━━━━━ DATA SHOWN

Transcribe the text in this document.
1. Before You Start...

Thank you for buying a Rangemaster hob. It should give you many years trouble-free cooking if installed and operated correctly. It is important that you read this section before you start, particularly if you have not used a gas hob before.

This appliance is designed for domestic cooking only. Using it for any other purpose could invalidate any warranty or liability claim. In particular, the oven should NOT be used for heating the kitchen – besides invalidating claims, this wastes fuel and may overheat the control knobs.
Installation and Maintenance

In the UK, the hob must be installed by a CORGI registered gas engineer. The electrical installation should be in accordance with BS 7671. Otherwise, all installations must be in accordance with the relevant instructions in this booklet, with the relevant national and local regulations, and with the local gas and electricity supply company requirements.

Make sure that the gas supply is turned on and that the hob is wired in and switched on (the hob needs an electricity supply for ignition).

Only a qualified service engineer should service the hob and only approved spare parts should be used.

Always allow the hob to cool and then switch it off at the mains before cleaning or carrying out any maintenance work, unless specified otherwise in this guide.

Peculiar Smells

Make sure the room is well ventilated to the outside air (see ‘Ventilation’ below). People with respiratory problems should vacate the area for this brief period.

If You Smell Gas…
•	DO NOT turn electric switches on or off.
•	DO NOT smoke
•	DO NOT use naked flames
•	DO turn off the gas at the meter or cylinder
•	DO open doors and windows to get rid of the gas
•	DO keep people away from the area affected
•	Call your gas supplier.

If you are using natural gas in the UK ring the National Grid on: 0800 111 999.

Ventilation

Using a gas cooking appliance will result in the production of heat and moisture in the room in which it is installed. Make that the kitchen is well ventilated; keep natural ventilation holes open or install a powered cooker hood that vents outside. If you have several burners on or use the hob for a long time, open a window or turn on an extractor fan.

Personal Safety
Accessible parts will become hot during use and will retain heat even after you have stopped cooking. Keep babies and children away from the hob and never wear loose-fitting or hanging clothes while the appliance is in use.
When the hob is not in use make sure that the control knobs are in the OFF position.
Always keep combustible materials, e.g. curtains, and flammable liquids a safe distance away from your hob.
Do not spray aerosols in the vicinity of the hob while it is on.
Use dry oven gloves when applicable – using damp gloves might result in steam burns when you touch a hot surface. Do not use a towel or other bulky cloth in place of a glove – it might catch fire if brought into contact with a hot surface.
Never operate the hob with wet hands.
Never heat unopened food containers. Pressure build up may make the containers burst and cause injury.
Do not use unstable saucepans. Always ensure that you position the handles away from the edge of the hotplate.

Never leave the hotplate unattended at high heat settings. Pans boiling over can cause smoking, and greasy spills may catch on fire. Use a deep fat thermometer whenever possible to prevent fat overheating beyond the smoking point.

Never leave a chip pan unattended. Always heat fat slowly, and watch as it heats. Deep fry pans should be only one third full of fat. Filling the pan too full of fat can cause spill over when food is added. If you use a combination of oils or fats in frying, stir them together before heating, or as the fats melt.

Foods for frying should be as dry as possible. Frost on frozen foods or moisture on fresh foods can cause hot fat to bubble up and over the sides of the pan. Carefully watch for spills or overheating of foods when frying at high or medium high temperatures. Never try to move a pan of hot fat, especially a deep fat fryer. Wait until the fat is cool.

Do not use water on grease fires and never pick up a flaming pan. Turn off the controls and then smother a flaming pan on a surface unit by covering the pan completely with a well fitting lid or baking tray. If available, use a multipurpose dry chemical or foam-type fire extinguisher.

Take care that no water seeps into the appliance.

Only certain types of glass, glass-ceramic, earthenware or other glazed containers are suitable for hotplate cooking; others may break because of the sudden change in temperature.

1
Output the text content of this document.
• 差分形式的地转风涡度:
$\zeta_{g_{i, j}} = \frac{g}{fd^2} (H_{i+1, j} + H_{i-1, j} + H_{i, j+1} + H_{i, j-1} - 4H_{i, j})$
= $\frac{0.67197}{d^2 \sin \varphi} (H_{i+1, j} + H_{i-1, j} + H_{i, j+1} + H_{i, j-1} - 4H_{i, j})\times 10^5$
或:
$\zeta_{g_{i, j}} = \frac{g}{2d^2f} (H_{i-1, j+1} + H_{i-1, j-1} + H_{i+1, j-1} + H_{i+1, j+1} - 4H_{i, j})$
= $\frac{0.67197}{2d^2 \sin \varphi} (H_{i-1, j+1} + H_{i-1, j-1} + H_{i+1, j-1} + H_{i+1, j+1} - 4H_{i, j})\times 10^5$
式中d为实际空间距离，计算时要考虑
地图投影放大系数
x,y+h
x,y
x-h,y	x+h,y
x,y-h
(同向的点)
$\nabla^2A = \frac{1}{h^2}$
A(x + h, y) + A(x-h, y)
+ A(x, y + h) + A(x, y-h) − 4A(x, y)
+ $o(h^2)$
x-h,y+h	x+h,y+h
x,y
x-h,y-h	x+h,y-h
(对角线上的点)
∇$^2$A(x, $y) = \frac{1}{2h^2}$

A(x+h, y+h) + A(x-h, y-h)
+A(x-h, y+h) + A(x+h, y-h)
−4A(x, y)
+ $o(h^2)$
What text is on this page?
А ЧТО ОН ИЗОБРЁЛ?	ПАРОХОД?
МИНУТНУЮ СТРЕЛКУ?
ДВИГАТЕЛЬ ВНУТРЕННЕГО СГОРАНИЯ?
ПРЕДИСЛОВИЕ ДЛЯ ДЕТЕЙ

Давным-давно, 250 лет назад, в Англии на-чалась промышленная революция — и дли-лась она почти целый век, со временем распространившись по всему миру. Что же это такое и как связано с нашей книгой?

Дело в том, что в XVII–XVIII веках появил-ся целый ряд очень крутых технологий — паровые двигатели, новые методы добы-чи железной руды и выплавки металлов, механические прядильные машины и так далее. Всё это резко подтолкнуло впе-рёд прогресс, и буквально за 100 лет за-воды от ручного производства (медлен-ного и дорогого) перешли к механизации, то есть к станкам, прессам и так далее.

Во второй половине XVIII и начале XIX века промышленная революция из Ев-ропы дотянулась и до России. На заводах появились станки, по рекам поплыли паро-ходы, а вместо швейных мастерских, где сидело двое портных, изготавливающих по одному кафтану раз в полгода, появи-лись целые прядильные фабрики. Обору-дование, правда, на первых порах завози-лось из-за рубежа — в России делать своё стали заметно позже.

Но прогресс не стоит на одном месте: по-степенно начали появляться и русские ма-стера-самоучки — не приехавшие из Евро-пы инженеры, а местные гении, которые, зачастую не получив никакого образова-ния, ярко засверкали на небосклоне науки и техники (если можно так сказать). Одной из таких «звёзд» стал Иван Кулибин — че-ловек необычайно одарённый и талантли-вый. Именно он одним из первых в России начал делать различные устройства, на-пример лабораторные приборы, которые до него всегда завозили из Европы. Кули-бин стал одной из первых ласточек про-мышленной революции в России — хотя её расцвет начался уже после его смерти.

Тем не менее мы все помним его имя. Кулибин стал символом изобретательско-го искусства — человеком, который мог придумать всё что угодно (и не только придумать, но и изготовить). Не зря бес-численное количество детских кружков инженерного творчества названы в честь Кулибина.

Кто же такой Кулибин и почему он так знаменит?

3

━━━━━━━━━━

▶ BRIEF
Return all of the entries exactly as written.

▶ FINISHED EXERCISE
Transcribe the text in this document.
1. Before You Start...

Thank you for buying a Rangemaster hob. It should give you many years trouble-free cooking if installed and operated correctly. It is important that you read this section before you start, particularly if you have not used a gas hob before.

This appliance is designed for domestic cooking only. Using it for any other purpose could invalidate any warranty or liability claim. In particular, the oven should NOT be used for heating the kitchen – besides invalidating claims, this wastes fuel and may overheat the control knobs.
Installation and Maintenance

In the UK, the hob must be installed by a CORGI registered gas engineer. The electrical installation should be in accordance with BS 7671. Otherwise, all installations must be in accordance with the relevant instructions in this booklet, with the relevant national and local regulations, and with the local gas and electricity supply company requirements.

Make sure that the gas supply is turned on and that the hob is wired in and switched on (the hob needs an electricity supply for ignition).

Only a qualified service engineer should service the hob and only approved spare parts should be used.

Always allow the hob to cool and then switch it off at the mains before cleaning or carrying out any maintenance work, unless specified otherwise in this guide.

Peculiar Smells

Make sure the room is well ventilated to the outside air (see ‘Ventilation’ below). People with respiratory problems should vacate the area for this brief period.

If You Smell Gas…
•	DO NOT turn electric switches on or off.
•	DO NOT smoke
•	DO NOT use naked flames
•	DO turn off the gas at the meter or cylinder
•	DO open doors and windows to get rid of the gas
•	DO keep people away from the area affected
•	Call your gas supplier.

If you are using natural gas in the UK ring the National Grid on: 0800 111 999.

Ventilation

Using a gas cooking appliance will result in the production of heat and moisture in the room in which it is installed. Make that the kitchen is well ventilated; keep natural ventilation holes open or install a powered cooker hood that vents outside. If you have several burners on or use the hob for a long time, open a window or turn on an extractor fan.

Personal Safety
Accessible parts will become hot during use and will retain heat even after you have stopped cooking. Keep babies and children away from the hob and never wear loose-fitting or hanging clothes while the appliance is in use.
When the hob is not in use make sure that the control knobs are in the OFF position.
Always keep combustible materials, e.g. curtains, and flammable liquids a safe distance away from your hob.
Do not spray aerosols in the vicinity of the hob while it is on.
Use dry oven gloves when applicable – using damp gloves might result in steam burns when you touch a hot surface. Do not use a towel or other bulky cloth in place of a glove – it might catch fire if brought into contact with a hot surface.
Never operate the hob with wet hands.
Never heat unopened food containers. Pressure build up may make the containers burst and cause injury.
Do not use unstable saucepans. Always ensure that you position the handles away from the edge of the hotplate.

Never leave the hotplate unattended at high heat settings. Pans boiling over can cause smoking, and greasy spills may catch on fire. Use a deep fat thermometer whenever possible to prevent fat overheating beyond the smoking point.

Never leave a chip pan unattended. Always heat fat slowly, and watch as it heats. Deep fry pans should be only one third full of fat. Filling the pan too full of fat can cause spill over when food is added. If you use a combination of oils or fats in frying, stir them together before heating, or as the fats melt.

Foods for frying should be as dry as possible. Frost on frozen foods or moisture on fresh foods can cause hot fat to bubble up and over the sides of the pan. Carefully watch for spills or overheating of foods when frying at high or medium high temperatures. Never try to move a pan of hot fat, especially a deep fat fryer. Wait until the fat is cool.

Do not use water on grease fires and never pick up a flaming pan. Turn off the controls and then smother a flaming pan on a surface unit by covering the pan completely with a well fitting lid or baking tray. If available, use a multipurpose dry chemical or foam-type fire extinguisher.

Take care that no water seeps into the appliance.

Only certain types of glass, glass-ceramic, earthenware or other glazed containers are suitable for hotplate cooking; others may break because of the sudden change in temperature.

1
Output the text content of this document.
• 差分形式的地转风涡度:
$\zeta_{g_{i, j}} = \frac{g}{fd^2} (H_{i+1, j} + H_{i-1, j} + H_{i, j+1} + H_{i, j-1} - 4H_{i, j})$
= $\frac{0.67197}{d^2 \sin \varphi} (H_{i+1, j} + H_{i-1, j} + H_{i, j+1} + H_{i, j-1} - 4H_{i, j})\times 10^5$
或:
$\zeta_{g_{i, j}} = \frac{g}{2d^2f} (H_{i-1, j+1} + H_{i-1, j-1} + H_{i+1, j-1} + H_{i+1, j+1} - 4H_{i, j})$
= $\frac{0.67197}{2d^2 \sin \varphi} (H_{i-1, j+1} + H_{i-1, j-1} + H_{i+1, j-1} + H_{i+1, j+1} - 4H_{i, j})\times 10^5$
式中d为实际空间距离，计算时要考虑
地图投影放大系数
x,y+h
x,y
x-h,y	x+h,y
x,y-h
(同向的点)
$\nabla^2A = \frac{1}{h^2}$
A(x + h, y) + A(x-h, y)
+ A(x, y + h) + A(x, y-h) − 4A(x, y)
+ $o(h^2)$
x-h,y+h	x+h,y+h
x,y
x-h,y-h	x+h,y-h
(对角线上的点)
∇$^2$A(x, $y) = \frac{1}{2h^2}$

A(x+h, y+h) + A(x-h, y-h)
+A(x-h, y+h) + A(x+h, y-h)
−4A(x, y)
+ $o(h^2)$
What text is on this page?
А ЧТО ОН ИЗОБРЁЛ?	ПАРОХОД?
МИНУТНУЮ СТРЕЛКУ?
ДВИГАТЕЛЬ ВНУТРЕННЕГО СГОРАНИЯ?
ПРЕДИСЛОВИЕ ДЛЯ ДЕТЕЙ

Давным-давно, 250 лет назад, в Англии на-чалась промышленная революция — и дли-лась она почти целый век, со временем распространившись по всему миру. Что же это такое и как связано с нашей книгой?

Дело в том, что в XVII–XVIII веках появил-ся целый ряд очень крутых технологий — паровые двигатели, новые методы добы-чи железной руды и выплавки металлов, механические прядильные машины и так далее. Всё это резко подтолкнуло впе-рёд прогресс, и буквально за 100 лет за-воды от ручного производства (медлен-ного и дорогого) перешли к механизации, то есть к станкам, прессам и так далее.

Во второй половине XVIII и начале XIX века промышленная революция из Ев-ропы дотянулась и до России. На заводах появились станки, по рекам поплыли паро-ходы, а вместо швейных мастерских, где сидело двое портных, изготавливающих по одному кафтану раз в полгода, появи-лись целые прядильные фабрики. Обору-дование, правда, на первых порах завози-лось из-за рубежа — в России делать своё стали заметно позже.

Но прогресс не стоит на одном месте: по-степенно начали появляться и русские ма-стера-самоучки — не приехавшие из Евро-пы инженеры, а местные гении, которые, зачастую не получив никакого образова-ния, ярко засверкали на небосклоне науки и техники (если можно так сказать). Одной из таких «звёзд» стал Иван Кулибин — че-ловек необычайно одарённый и талантли-вый. Именно он одним из первых в России начал делать различные устройства, на-пример лабораторные приборы, которые до него всегда завозили из Европы. Кули-бин стал одной из первых ласточек про-мышленной революции в России — хотя её расцвет начался уже после его смерти.

Тем не менее мы все помним его имя. Кулибин стал символом изобретательско-го искусства — человеком, который мог придумать всё что угодно (и не только придумать, но и изготовить). Не зря бес-численное количество детских кружков инженерного творчества названы в честь Кулибина.

Кто же такой Кулибин и почему он так знаменит?

3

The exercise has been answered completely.